→ The request:
Would it be possible to write out each entry below exactly, without the pictures?

→ Records for processing:

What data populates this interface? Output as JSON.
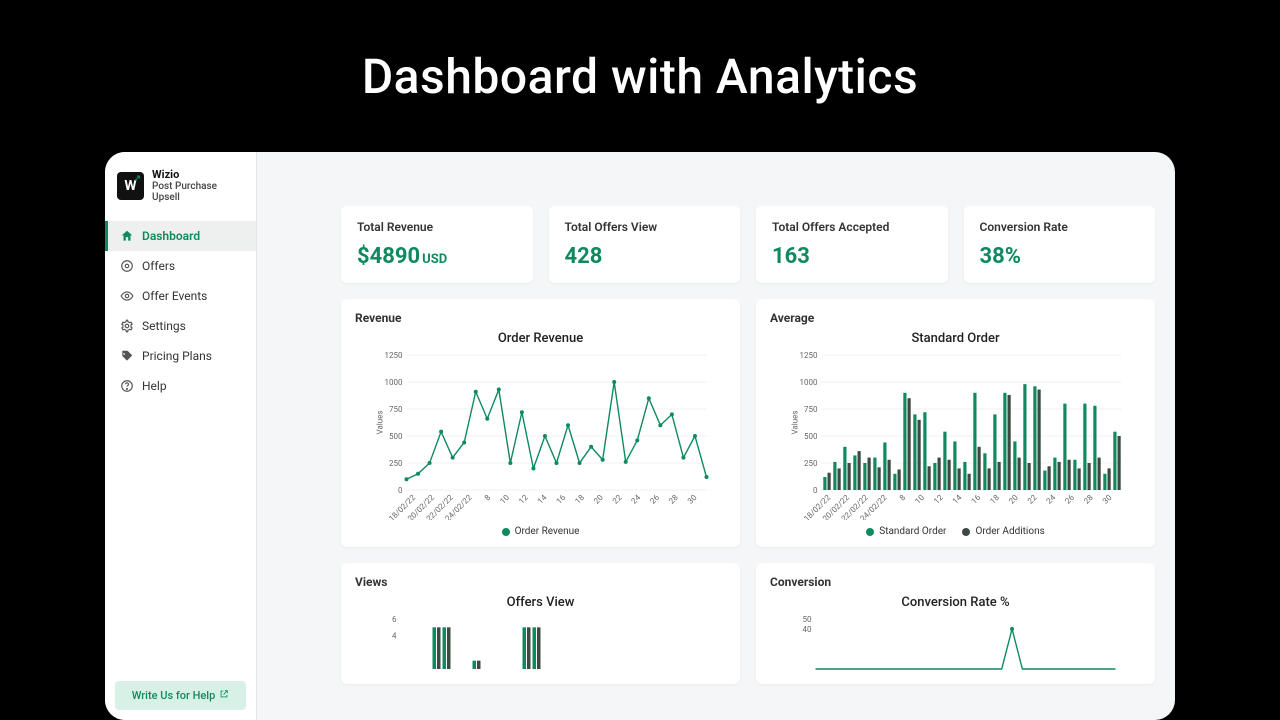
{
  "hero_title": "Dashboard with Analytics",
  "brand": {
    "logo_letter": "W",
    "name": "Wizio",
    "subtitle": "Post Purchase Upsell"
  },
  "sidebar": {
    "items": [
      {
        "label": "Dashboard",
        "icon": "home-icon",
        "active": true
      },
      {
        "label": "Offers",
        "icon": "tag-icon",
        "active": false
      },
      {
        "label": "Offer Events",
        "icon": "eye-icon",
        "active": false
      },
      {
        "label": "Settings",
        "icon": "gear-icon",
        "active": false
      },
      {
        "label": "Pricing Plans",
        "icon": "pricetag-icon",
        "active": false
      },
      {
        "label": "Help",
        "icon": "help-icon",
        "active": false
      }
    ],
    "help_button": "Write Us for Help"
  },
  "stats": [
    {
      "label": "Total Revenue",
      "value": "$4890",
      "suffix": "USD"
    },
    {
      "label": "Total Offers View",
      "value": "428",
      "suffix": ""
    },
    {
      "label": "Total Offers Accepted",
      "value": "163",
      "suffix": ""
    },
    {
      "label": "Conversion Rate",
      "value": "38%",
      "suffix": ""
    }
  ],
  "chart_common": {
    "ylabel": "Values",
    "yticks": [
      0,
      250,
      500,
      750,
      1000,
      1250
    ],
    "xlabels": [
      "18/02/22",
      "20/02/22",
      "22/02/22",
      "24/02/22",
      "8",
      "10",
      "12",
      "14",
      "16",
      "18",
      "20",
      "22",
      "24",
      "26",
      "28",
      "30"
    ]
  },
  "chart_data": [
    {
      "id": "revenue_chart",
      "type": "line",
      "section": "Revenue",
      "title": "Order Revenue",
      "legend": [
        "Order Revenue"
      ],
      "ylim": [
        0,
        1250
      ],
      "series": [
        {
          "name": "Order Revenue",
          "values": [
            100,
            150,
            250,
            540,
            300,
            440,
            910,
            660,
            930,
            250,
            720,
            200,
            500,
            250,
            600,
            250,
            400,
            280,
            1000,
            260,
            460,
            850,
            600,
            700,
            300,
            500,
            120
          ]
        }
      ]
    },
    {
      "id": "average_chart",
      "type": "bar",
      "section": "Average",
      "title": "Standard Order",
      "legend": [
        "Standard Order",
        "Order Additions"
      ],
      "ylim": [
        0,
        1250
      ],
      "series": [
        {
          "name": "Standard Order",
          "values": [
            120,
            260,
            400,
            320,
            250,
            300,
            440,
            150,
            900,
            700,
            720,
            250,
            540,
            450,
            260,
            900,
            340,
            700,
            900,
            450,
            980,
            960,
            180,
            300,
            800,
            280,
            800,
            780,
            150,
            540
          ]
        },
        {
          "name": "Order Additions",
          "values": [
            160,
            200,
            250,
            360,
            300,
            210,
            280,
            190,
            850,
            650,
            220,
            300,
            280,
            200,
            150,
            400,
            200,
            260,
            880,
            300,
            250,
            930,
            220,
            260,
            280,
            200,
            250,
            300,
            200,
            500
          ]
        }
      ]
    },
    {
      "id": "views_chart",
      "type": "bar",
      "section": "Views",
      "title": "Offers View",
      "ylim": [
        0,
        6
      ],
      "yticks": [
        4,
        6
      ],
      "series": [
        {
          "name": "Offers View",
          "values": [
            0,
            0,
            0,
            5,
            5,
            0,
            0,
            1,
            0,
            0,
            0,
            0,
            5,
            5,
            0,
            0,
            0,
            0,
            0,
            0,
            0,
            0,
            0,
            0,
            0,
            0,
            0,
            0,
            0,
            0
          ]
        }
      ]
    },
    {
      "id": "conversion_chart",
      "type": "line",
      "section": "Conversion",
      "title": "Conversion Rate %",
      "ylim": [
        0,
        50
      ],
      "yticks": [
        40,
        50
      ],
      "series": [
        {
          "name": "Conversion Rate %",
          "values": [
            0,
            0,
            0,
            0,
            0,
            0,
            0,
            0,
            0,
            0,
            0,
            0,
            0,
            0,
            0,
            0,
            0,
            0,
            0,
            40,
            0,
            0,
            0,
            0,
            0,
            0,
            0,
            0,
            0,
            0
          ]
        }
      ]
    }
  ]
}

→ Answer to this problem:
What data populates this interface? Output as JSON.
{
  "hero_title": "Dashboard with Analytics",
  "brand": {
    "logo_letter": "W",
    "name": "Wizio",
    "subtitle": "Post Purchase Upsell"
  },
  "sidebar": {
    "items": [
      {
        "label": "Dashboard",
        "icon": "home-icon",
        "active": true
      },
      {
        "label": "Offers",
        "icon": "tag-icon",
        "active": false
      },
      {
        "label": "Offer Events",
        "icon": "eye-icon",
        "active": false
      },
      {
        "label": "Settings",
        "icon": "gear-icon",
        "active": false
      },
      {
        "label": "Pricing Plans",
        "icon": "pricetag-icon",
        "active": false
      },
      {
        "label": "Help",
        "icon": "help-icon",
        "active": false
      }
    ],
    "help_button": "Write Us for Help"
  },
  "stats": [
    {
      "label": "Total Revenue",
      "value": "$4890",
      "suffix": "USD"
    },
    {
      "label": "Total Offers View",
      "value": "428",
      "suffix": ""
    },
    {
      "label": "Total Offers Accepted",
      "value": "163",
      "suffix": ""
    },
    {
      "label": "Conversion Rate",
      "value": "38%",
      "suffix": ""
    }
  ],
  "chart_common": {
    "ylabel": "Values",
    "yticks": [
      0,
      250,
      500,
      750,
      1000,
      1250
    ],
    "xlabels": [
      "18/02/22",
      "20/02/22",
      "22/02/22",
      "24/02/22",
      "8",
      "10",
      "12",
      "14",
      "16",
      "18",
      "20",
      "22",
      "24",
      "26",
      "28",
      "30"
    ]
  },
  "chart_data": [
    {
      "id": "revenue_chart",
      "type": "line",
      "section": "Revenue",
      "title": "Order Revenue",
      "legend": [
        "Order Revenue"
      ],
      "ylim": [
        0,
        1250
      ],
      "series": [
        {
          "name": "Order Revenue",
          "values": [
            100,
            150,
            250,
            540,
            300,
            440,
            910,
            660,
            930,
            250,
            720,
            200,
            500,
            250,
            600,
            250,
            400,
            280,
            1000,
            260,
            460,
            850,
            600,
            700,
            300,
            500,
            120
          ]
        }
      ]
    },
    {
      "id": "average_chart",
      "type": "bar",
      "section": "Average",
      "title": "Standard Order",
      "legend": [
        "Standard Order",
        "Order Additions"
      ],
      "ylim": [
        0,
        1250
      ],
      "series": [
        {
          "name": "Standard Order",
          "values": [
            120,
            260,
            400,
            320,
            250,
            300,
            440,
            150,
            900,
            700,
            720,
            250,
            540,
            450,
            260,
            900,
            340,
            700,
            900,
            450,
            980,
            960,
            180,
            300,
            800,
            280,
            800,
            780,
            150,
            540
          ]
        },
        {
          "name": "Order Additions",
          "values": [
            160,
            200,
            250,
            360,
            300,
            210,
            280,
            190,
            850,
            650,
            220,
            300,
            280,
            200,
            150,
            400,
            200,
            260,
            880,
            300,
            250,
            930,
            220,
            260,
            280,
            200,
            250,
            300,
            200,
            500
          ]
        }
      ]
    },
    {
      "id": "views_chart",
      "type": "bar",
      "section": "Views",
      "title": "Offers View",
      "ylim": [
        0,
        6
      ],
      "yticks": [
        4,
        6
      ],
      "series": [
        {
          "name": "Offers View",
          "values": [
            0,
            0,
            0,
            5,
            5,
            0,
            0,
            1,
            0,
            0,
            0,
            0,
            5,
            5,
            0,
            0,
            0,
            0,
            0,
            0,
            0,
            0,
            0,
            0,
            0,
            0,
            0,
            0,
            0,
            0
          ]
        }
      ]
    },
    {
      "id": "conversion_chart",
      "type": "line",
      "section": "Conversion",
      "title": "Conversion Rate %",
      "ylim": [
        0,
        50
      ],
      "yticks": [
        40,
        50
      ],
      "series": [
        {
          "name": "Conversion Rate %",
          "values": [
            0,
            0,
            0,
            0,
            0,
            0,
            0,
            0,
            0,
            0,
            0,
            0,
            0,
            0,
            0,
            0,
            0,
            0,
            0,
            40,
            0,
            0,
            0,
            0,
            0,
            0,
            0,
            0,
            0,
            0
          ]
        }
      ]
    }
  ]
}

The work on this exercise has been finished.